■ **What you are asked to do**:
Each line containing the word "page" must be collected.

Items from a dataset
-- BEGIN --

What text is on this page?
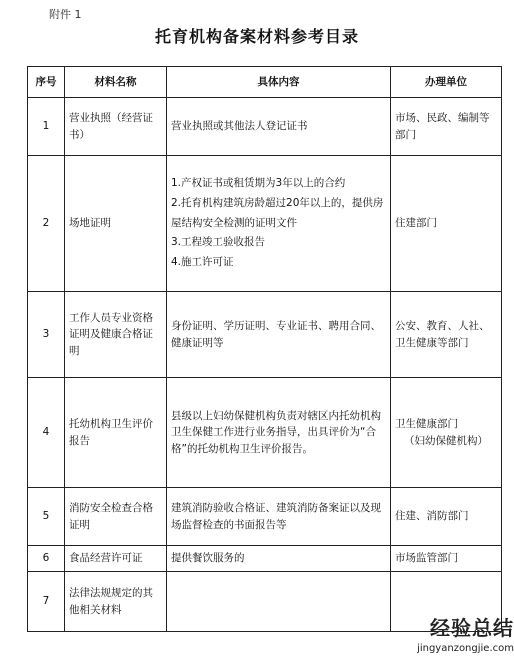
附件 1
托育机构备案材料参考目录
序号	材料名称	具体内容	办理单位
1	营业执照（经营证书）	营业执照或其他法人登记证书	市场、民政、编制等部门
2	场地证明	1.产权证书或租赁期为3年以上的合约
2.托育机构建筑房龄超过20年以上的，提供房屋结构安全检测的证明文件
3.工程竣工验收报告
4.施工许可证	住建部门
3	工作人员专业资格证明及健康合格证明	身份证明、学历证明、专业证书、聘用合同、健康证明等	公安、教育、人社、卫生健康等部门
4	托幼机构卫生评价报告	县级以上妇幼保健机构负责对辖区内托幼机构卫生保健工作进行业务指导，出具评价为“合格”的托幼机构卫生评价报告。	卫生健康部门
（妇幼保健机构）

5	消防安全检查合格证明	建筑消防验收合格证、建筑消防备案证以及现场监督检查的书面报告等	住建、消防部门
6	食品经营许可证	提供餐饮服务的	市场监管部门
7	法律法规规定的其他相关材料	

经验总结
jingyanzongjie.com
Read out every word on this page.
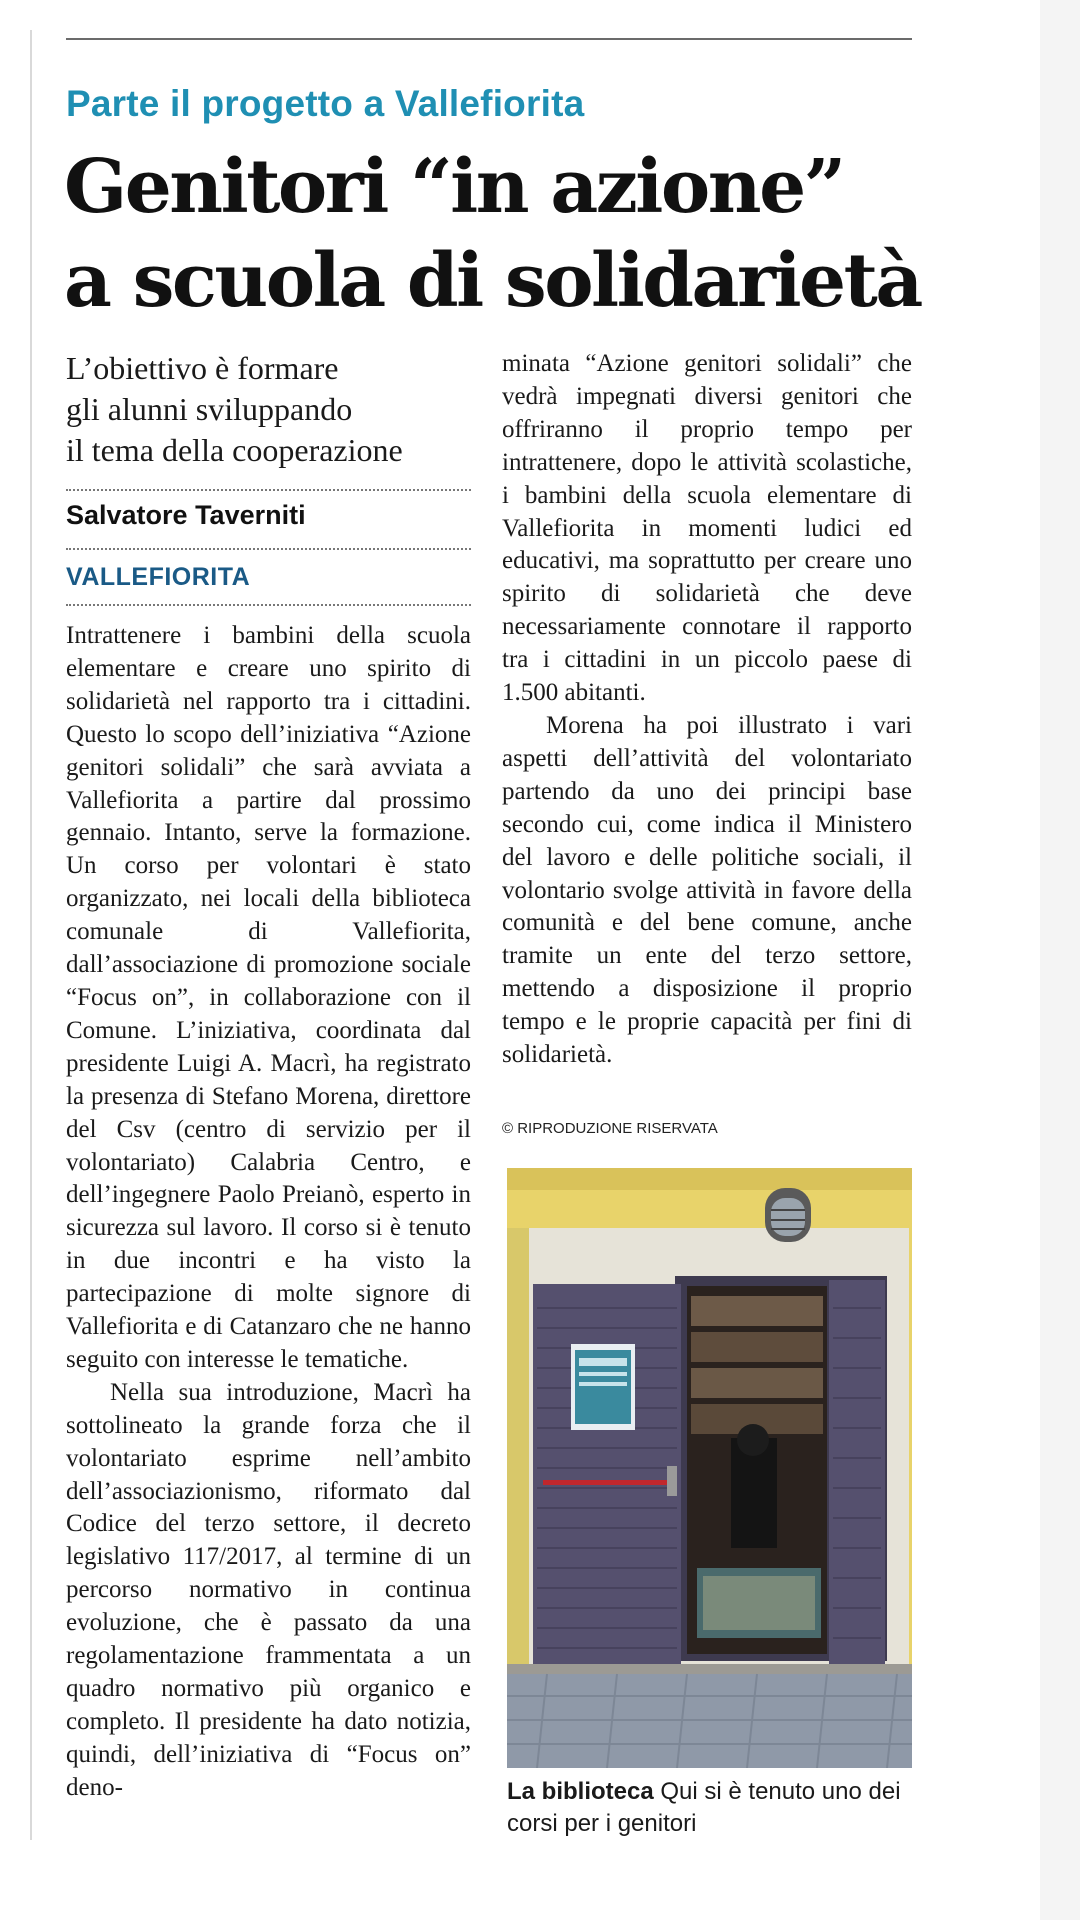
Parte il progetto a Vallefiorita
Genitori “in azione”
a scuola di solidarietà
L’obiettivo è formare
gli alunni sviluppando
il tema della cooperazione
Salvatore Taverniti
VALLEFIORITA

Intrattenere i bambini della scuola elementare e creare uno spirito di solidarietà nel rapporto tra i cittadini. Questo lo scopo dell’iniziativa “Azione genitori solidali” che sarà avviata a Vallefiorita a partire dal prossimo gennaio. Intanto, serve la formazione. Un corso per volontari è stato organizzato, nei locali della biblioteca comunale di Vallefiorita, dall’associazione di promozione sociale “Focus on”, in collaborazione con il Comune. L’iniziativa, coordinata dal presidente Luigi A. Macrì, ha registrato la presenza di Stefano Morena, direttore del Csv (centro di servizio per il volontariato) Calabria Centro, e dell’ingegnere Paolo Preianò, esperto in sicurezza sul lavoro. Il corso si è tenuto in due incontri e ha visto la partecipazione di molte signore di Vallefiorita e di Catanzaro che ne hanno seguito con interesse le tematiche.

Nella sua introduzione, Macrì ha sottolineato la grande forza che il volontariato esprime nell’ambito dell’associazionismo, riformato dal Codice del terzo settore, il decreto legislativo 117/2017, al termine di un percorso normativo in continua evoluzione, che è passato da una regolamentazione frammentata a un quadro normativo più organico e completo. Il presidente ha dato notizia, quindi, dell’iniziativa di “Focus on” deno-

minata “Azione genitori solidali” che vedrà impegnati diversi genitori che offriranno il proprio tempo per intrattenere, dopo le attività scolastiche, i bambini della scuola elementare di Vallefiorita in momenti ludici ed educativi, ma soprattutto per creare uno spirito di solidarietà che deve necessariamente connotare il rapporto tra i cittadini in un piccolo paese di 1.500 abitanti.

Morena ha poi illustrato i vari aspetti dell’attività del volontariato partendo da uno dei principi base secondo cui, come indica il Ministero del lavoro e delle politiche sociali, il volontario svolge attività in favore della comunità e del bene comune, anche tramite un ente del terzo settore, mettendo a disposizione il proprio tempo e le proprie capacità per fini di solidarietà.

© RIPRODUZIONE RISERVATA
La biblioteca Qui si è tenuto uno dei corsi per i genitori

-- END --

■ **Correct output**:
What text is on this page?
Read out every word on this page.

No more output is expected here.